→ **WHAT IS NEEDED**: Write the records below out in full, character for character, with no pictures.

→ **DATASET**:
►

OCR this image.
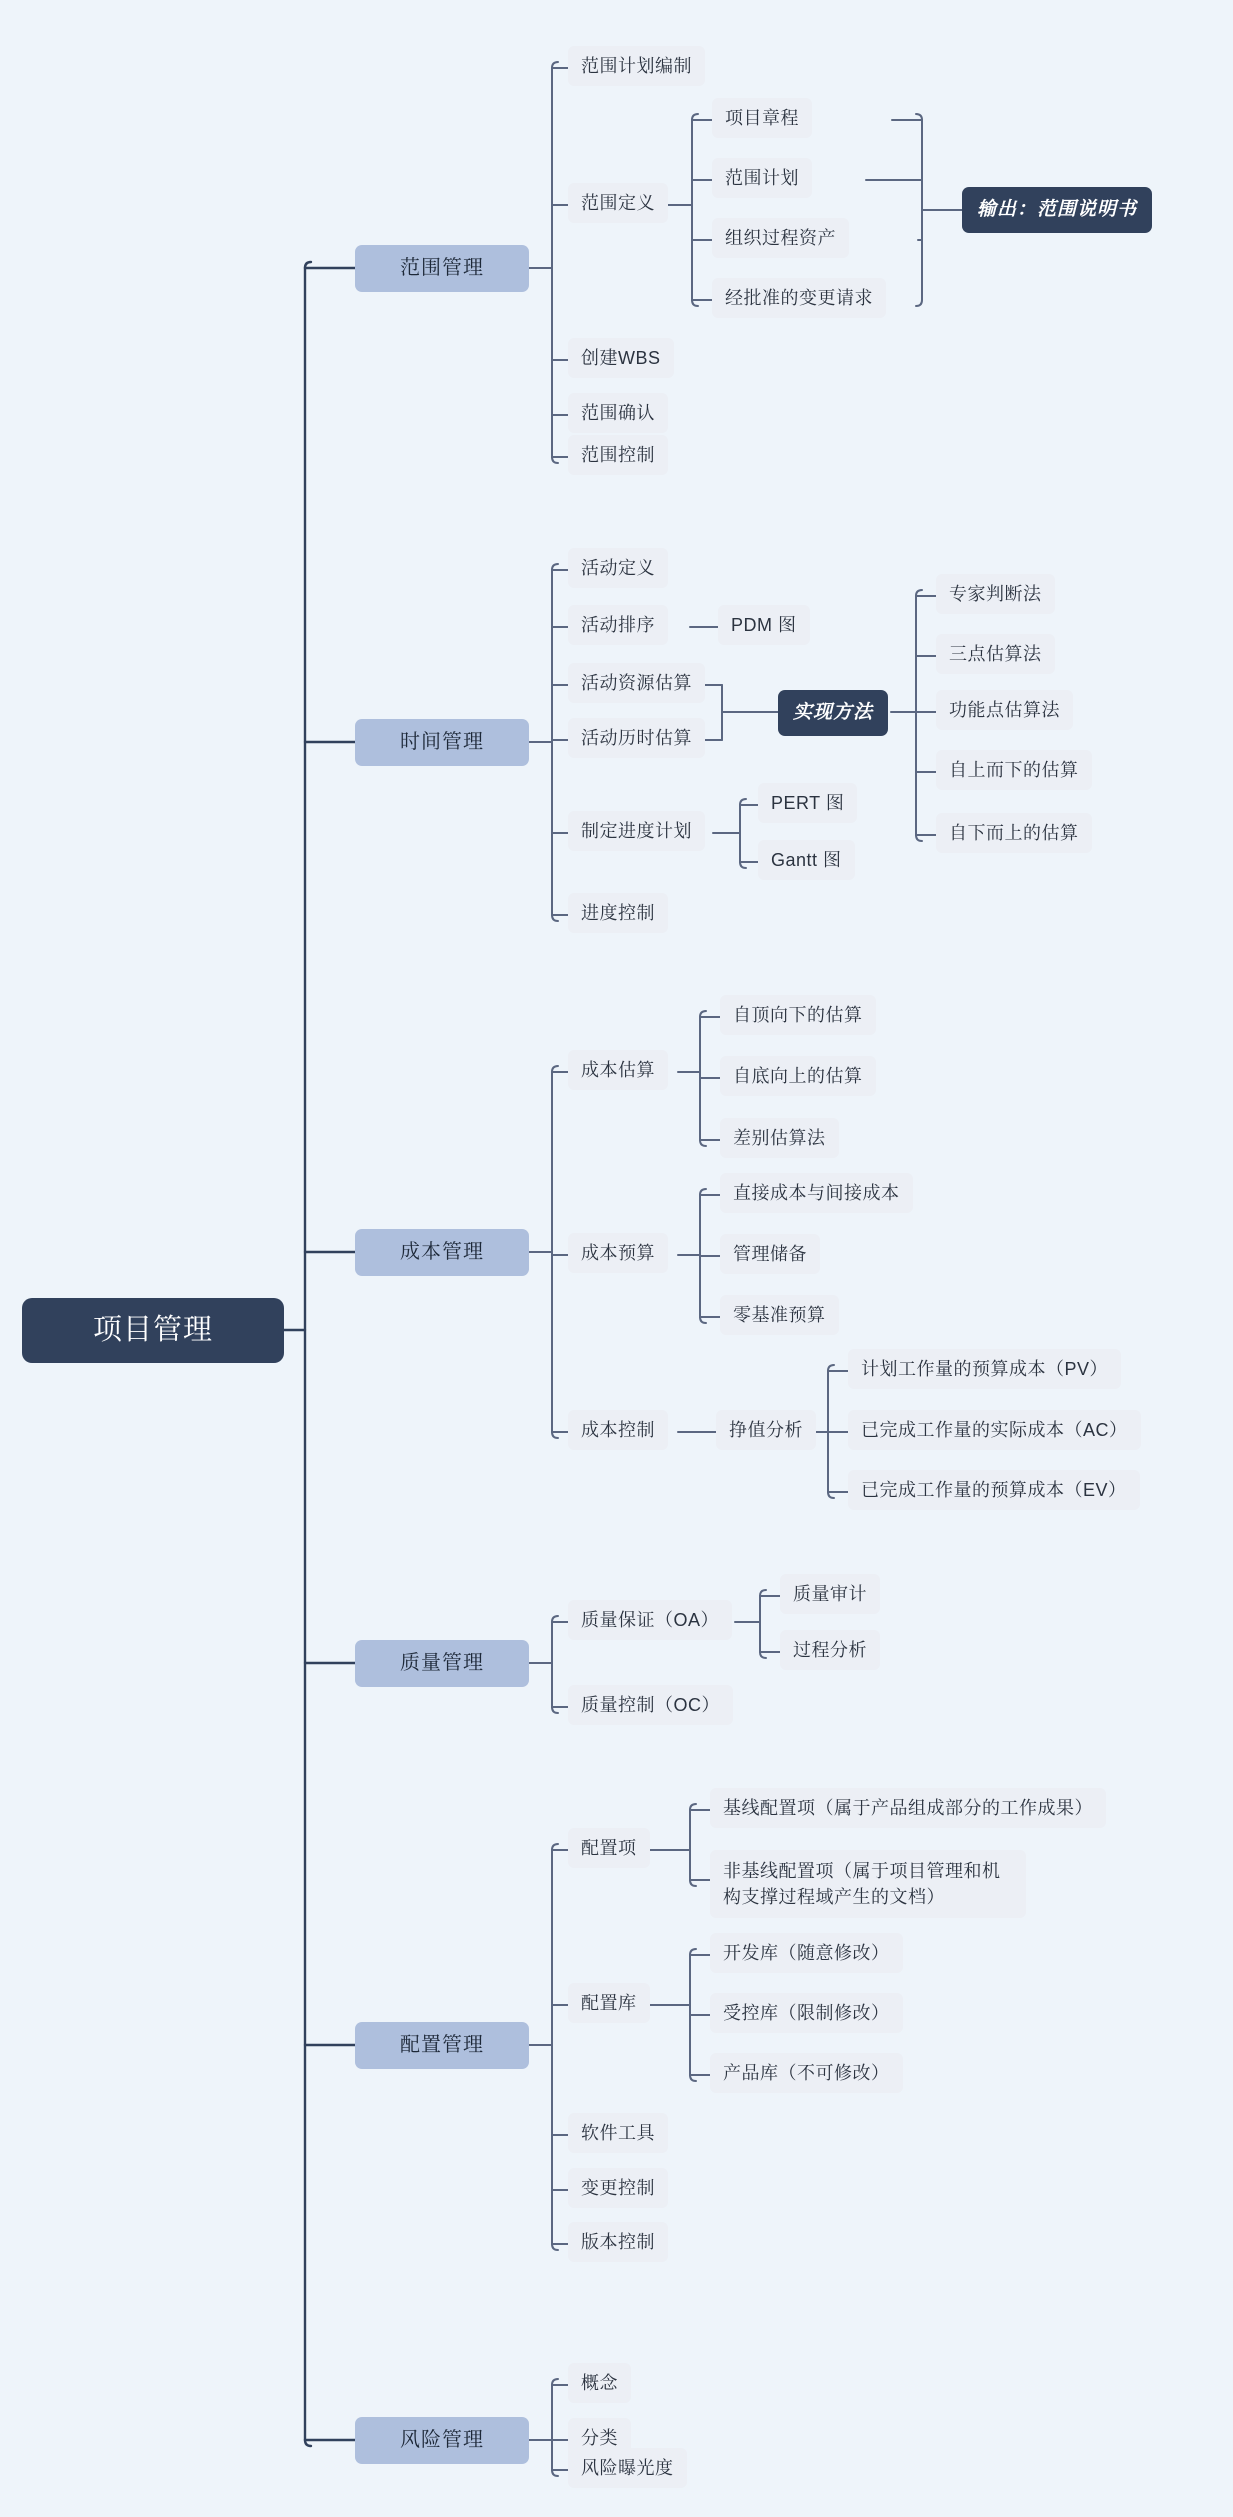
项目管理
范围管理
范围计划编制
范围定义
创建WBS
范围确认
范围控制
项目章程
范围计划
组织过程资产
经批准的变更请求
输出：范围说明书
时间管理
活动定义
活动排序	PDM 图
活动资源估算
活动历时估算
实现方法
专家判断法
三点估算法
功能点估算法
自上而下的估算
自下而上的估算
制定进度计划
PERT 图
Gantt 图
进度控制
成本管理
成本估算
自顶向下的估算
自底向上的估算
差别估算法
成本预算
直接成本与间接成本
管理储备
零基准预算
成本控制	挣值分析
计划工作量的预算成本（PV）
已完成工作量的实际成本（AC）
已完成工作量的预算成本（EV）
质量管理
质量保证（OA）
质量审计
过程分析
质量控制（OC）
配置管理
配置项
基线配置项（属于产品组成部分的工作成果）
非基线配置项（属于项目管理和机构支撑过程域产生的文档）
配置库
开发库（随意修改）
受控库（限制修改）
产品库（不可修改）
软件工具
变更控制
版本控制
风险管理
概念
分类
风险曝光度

◄

→ **THE COMPLETED TASK**:
OCR this image.
项目管理
范围管理
范围计划编制
范围定义
创建WBS
范围确认
范围控制
项目章程
范围计划
组织过程资产
经批准的变更请求
输出：范围说明书
时间管理
活动定义
活动排序	PDM 图
活动资源估算
活动历时估算
实现方法
专家判断法
三点估算法
功能点估算法
自上而下的估算
自下而上的估算
制定进度计划
PERT 图
Gantt 图
进度控制
成本管理
成本估算
自顶向下的估算
自底向上的估算
差别估算法
成本预算
直接成本与间接成本
管理储备
零基准预算
成本控制	挣值分析
计划工作量的预算成本（PV）
已完成工作量的实际成本（AC）
已完成工作量的预算成本（EV）
质量管理
质量保证（OA）
质量审计
过程分析
质量控制（OC）
配置管理
配置项
基线配置项（属于产品组成部分的工作成果）
非基线配置项（属于项目管理和机构支撑过程域产生的文档）
配置库
开发库（随意修改）
受控库（限制修改）
产品库（不可修改）
软件工具
变更控制
版本控制
风险管理
概念
分类
风险曝光度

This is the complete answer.